Requirements: Say only how many lines contain the word "duty".

**** Given data ****

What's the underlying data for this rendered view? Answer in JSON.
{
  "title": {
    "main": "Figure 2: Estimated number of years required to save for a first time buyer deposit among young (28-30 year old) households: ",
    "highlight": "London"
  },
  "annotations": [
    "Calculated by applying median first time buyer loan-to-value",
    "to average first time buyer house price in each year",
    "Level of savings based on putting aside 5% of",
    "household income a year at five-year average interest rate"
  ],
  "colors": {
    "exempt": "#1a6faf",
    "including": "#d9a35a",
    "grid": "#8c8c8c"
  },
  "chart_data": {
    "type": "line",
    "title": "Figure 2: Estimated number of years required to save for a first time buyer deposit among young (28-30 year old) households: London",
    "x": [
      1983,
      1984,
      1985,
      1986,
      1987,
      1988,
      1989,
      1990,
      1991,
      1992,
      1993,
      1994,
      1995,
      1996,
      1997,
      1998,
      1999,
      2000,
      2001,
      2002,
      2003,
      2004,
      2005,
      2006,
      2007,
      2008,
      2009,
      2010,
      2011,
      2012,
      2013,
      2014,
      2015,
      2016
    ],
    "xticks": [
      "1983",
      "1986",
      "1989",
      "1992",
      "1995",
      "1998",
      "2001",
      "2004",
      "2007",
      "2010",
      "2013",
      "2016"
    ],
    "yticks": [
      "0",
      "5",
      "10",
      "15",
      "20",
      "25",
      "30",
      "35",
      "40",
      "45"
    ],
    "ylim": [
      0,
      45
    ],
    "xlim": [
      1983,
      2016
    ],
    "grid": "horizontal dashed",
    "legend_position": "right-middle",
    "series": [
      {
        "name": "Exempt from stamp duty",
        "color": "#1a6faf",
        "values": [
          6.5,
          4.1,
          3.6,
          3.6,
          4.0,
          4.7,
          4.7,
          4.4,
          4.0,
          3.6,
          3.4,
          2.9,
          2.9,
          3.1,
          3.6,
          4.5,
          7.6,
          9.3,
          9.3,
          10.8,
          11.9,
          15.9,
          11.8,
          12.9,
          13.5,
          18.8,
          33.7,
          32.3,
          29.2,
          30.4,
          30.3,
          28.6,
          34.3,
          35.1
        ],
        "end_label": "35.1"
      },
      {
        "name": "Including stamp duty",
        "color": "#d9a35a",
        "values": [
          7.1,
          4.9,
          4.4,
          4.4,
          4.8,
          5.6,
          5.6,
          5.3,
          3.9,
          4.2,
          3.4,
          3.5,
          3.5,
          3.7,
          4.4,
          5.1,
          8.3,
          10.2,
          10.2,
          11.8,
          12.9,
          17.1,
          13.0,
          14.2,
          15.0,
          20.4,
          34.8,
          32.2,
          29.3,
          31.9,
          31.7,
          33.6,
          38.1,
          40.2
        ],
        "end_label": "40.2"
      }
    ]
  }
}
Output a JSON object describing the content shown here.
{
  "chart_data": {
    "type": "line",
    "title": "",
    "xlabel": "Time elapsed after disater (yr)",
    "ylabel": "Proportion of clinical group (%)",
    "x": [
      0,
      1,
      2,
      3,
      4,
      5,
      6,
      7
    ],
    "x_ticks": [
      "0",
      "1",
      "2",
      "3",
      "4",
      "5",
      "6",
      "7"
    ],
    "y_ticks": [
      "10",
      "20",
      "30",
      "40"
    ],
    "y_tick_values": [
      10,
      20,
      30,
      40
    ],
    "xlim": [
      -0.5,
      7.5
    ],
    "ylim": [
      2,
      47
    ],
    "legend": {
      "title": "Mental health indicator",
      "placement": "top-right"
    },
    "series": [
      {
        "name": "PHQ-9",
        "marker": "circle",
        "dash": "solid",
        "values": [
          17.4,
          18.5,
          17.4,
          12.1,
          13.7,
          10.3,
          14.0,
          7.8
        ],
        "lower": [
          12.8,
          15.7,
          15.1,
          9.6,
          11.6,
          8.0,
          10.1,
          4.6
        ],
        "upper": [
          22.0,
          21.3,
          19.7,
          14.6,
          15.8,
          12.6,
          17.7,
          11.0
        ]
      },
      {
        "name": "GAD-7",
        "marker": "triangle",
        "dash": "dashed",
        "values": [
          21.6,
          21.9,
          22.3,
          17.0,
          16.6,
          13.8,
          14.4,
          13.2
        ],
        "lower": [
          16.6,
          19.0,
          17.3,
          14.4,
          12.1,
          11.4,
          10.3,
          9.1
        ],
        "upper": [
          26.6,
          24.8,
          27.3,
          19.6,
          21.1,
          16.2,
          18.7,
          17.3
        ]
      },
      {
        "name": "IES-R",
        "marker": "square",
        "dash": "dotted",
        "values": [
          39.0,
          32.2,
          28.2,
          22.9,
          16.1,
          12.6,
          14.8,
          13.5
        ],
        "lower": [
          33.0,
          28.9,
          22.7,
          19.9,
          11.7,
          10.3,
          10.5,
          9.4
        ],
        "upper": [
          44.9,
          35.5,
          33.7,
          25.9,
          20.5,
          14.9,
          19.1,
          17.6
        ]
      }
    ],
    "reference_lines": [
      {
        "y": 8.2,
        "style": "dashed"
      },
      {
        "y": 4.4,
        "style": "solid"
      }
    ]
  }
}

****

Output: 2